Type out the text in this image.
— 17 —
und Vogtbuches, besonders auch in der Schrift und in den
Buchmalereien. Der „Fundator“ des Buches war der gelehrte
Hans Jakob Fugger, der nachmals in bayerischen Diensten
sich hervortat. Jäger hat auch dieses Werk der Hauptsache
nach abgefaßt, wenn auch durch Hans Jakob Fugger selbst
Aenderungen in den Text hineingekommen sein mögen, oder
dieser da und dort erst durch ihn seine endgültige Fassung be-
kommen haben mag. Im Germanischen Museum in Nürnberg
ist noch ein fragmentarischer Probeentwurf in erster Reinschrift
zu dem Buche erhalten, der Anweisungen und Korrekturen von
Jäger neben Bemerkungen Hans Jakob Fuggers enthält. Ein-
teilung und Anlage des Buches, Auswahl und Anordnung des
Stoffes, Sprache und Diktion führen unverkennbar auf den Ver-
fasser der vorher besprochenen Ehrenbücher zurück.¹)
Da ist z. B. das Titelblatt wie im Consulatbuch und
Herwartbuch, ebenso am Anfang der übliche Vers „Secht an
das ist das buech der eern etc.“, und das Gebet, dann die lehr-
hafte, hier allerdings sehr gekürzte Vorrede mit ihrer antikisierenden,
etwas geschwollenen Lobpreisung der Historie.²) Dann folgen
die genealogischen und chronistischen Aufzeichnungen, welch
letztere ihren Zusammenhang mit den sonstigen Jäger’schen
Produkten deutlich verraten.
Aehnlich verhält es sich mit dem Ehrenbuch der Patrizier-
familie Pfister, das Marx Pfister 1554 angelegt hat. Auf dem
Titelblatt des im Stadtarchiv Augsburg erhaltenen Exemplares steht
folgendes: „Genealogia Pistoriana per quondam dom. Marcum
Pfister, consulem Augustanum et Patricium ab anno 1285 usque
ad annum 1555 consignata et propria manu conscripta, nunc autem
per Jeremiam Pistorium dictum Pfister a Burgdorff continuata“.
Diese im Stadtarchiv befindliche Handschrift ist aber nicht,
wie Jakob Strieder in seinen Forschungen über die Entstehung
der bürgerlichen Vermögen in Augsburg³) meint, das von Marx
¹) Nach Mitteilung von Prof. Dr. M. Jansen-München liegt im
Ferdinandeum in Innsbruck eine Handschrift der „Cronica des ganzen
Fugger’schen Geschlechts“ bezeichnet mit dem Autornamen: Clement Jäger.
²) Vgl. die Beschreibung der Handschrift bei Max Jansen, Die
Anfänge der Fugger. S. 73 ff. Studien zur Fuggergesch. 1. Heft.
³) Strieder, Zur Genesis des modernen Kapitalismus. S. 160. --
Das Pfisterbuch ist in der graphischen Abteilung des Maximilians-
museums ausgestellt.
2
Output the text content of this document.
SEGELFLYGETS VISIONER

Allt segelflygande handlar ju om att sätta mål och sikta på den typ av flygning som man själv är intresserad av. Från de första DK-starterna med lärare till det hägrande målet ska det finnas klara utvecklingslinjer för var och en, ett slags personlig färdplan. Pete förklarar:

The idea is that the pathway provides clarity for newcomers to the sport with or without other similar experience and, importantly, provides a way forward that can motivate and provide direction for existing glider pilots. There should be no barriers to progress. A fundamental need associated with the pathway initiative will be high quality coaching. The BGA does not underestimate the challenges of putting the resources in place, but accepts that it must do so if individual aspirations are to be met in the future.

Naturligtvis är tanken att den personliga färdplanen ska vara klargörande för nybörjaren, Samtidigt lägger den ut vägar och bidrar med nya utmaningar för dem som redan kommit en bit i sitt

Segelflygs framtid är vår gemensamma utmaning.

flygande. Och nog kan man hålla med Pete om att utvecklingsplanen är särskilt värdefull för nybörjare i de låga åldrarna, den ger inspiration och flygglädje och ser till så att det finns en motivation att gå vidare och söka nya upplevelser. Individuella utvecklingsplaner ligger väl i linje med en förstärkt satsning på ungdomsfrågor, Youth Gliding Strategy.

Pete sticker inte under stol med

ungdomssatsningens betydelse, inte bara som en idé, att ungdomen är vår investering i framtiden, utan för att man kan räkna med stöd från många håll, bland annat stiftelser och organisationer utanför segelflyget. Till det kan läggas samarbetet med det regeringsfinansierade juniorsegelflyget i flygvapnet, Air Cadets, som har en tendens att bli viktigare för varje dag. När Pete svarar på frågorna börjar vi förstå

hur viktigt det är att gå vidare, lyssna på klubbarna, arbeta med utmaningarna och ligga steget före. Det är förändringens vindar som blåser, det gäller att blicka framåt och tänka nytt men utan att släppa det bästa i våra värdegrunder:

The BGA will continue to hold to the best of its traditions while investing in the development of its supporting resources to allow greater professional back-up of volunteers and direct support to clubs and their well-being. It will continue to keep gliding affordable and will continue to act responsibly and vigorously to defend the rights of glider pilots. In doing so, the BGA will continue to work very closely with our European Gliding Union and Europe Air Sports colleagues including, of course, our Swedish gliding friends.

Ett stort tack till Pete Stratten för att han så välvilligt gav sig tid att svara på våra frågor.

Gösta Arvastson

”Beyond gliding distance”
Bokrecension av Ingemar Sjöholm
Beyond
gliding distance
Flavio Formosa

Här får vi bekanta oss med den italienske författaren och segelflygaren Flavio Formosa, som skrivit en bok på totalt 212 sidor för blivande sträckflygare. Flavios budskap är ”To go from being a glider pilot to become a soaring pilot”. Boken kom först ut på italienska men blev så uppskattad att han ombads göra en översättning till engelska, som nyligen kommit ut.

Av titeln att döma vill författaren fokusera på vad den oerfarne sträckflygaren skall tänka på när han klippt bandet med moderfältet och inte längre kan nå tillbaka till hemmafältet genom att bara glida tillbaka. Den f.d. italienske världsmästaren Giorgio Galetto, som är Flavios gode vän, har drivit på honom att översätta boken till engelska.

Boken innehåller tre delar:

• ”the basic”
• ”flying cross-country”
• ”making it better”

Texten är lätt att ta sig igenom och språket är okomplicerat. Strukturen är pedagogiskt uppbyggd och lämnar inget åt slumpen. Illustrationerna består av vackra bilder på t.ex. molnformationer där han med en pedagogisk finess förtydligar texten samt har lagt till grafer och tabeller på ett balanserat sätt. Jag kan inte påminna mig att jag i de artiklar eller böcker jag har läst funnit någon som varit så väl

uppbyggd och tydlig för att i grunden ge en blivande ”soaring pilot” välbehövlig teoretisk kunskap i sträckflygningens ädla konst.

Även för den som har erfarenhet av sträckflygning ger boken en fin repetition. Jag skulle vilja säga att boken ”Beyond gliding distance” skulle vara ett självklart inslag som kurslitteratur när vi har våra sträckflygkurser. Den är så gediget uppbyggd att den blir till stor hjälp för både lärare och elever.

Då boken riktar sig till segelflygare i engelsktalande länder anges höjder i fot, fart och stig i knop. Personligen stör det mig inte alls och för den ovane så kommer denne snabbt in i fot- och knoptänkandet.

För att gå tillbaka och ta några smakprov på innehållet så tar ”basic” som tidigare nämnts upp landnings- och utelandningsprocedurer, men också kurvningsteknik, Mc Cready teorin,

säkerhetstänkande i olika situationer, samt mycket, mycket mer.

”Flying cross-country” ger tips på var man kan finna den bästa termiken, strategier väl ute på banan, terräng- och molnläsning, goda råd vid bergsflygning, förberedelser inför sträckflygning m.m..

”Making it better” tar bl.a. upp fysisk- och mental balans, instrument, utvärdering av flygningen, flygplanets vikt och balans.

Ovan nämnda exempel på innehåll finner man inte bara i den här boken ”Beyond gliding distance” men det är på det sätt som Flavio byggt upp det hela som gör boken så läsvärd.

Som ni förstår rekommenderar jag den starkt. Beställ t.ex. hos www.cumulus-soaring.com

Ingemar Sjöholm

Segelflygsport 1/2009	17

════

▶ _Work to complete_
Would you show every line in the data above that contains the string "better"?

▶ _Written response_
• ”making it better”
”Making it better” tar bl.a. upp fysisk- och mental balans, instrument, utvärdering av flygningen, flygplanets vikt och balans.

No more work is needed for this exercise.